● **Short task**:
All material below is to be reproduced exactly.

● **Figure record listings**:
══════
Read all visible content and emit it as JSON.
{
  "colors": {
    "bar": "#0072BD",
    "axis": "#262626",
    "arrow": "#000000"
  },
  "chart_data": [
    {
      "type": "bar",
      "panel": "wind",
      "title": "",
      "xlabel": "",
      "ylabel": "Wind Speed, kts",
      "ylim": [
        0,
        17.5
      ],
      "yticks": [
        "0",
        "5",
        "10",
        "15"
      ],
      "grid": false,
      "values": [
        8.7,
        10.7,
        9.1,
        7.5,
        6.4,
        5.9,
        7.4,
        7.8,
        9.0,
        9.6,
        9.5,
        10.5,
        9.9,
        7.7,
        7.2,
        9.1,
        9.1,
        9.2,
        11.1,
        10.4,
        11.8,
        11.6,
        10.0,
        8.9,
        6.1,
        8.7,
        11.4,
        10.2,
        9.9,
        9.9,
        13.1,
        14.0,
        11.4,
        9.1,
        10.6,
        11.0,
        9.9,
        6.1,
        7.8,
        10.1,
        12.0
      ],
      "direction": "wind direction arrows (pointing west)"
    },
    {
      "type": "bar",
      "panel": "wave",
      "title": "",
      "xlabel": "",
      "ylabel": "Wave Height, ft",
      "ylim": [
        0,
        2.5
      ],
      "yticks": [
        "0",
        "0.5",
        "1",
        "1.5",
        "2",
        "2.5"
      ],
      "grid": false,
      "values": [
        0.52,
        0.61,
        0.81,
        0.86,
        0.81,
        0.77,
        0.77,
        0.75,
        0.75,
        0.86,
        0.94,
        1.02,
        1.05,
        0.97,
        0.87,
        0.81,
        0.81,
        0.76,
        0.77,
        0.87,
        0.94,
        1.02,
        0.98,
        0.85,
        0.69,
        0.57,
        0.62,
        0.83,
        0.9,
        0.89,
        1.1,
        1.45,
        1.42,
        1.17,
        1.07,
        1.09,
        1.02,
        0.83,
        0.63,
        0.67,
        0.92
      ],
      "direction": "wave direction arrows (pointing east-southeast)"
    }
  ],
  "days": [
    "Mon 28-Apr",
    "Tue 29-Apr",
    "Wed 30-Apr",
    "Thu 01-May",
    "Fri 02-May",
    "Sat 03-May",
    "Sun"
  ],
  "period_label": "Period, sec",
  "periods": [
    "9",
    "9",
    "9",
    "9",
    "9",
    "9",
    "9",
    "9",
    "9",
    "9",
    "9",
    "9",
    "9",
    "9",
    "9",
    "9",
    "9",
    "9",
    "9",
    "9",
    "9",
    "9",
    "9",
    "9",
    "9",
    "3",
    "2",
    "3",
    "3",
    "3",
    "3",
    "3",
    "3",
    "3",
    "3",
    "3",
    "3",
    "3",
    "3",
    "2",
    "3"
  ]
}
══════
● **Reply to the exercise**:
Read all visible content and emit it as JSON.
{
  "colors": {
    "bar": "#0072BD",
    "axis": "#262626",
    "arrow": "#000000"
  },
  "chart_data": [
    {
      "type": "bar",
      "panel": "wind",
      "title": "",
      "xlabel": "",
      "ylabel": "Wind Speed, kts",
      "ylim": [
        0,
        17.5
      ],
      "yticks": [
        "0",
        "5",
        "10",
        "15"
      ],
      "grid": false,
      "values": [
        8.7,
        10.7,
        9.1,
        7.5,
        6.4,
        5.9,
        7.4,
        7.8,
        9.0,
        9.6,
        9.5,
        10.5,
        9.9,
        7.7,
        7.2,
        9.1,
        9.1,
        9.2,
        11.1,
        10.4,
        11.8,
        11.6,
        10.0,
        8.9,
        6.1,
        8.7,
        11.4,
        10.2,
        9.9,
        9.9,
        13.1,
        14.0,
        11.4,
        9.1,
        10.6,
        11.0,
        9.9,
        6.1,
        7.8,
        10.1,
        12.0
      ],
      "direction": "wind direction arrows (pointing west)"
    },
    {
      "type": "bar",
      "panel": "wave",
      "title": "",
      "xlabel": "",
      "ylabel": "Wave Height, ft",
      "ylim": [
        0,
        2.5
      ],
      "yticks": [
        "0",
        "0.5",
        "1",
        "1.5",
        "2",
        "2.5"
      ],
      "grid": false,
      "values": [
        0.52,
        0.61,
        0.81,
        0.86,
        0.81,
        0.77,
        0.77,
        0.75,
        0.75,
        0.86,
        0.94,
        1.02,
        1.05,
        0.97,
        0.87,
        0.81,
        0.81,
        0.76,
        0.77,
        0.87,
        0.94,
        1.02,
        0.98,
        0.85,
        0.69,
        0.57,
        0.62,
        0.83,
        0.9,
        0.89,
        1.1,
        1.45,
        1.42,
        1.17,
        1.07,
        1.09,
        1.02,
        0.83,
        0.63,
        0.67,
        0.92
      ],
      "direction": "wave direction arrows (pointing east-southeast)"
    }
  ],
  "days": [
    "Mon 28-Apr",
    "Tue 29-Apr",
    "Wed 30-Apr",
    "Thu 01-May",
    "Fri 02-May",
    "Sat 03-May",
    "Sun"
  ],
  "period_label": "Period, sec",
  "periods": [
    "9",
    "9",
    "9",
    "9",
    "9",
    "9",
    "9",
    "9",
    "9",
    "9",
    "9",
    "9",
    "9",
    "9",
    "9",
    "9",
    "9",
    "9",
    "9",
    "9",
    "9",
    "9",
    "9",
    "9",
    "9",
    "3",
    "2",
    "3",
    "3",
    "3",
    "3",
    "3",
    "3",
    "3",
    "3",
    "3",
    "3",
    "3",
    "3",
    "2",
    "3"
  ]
}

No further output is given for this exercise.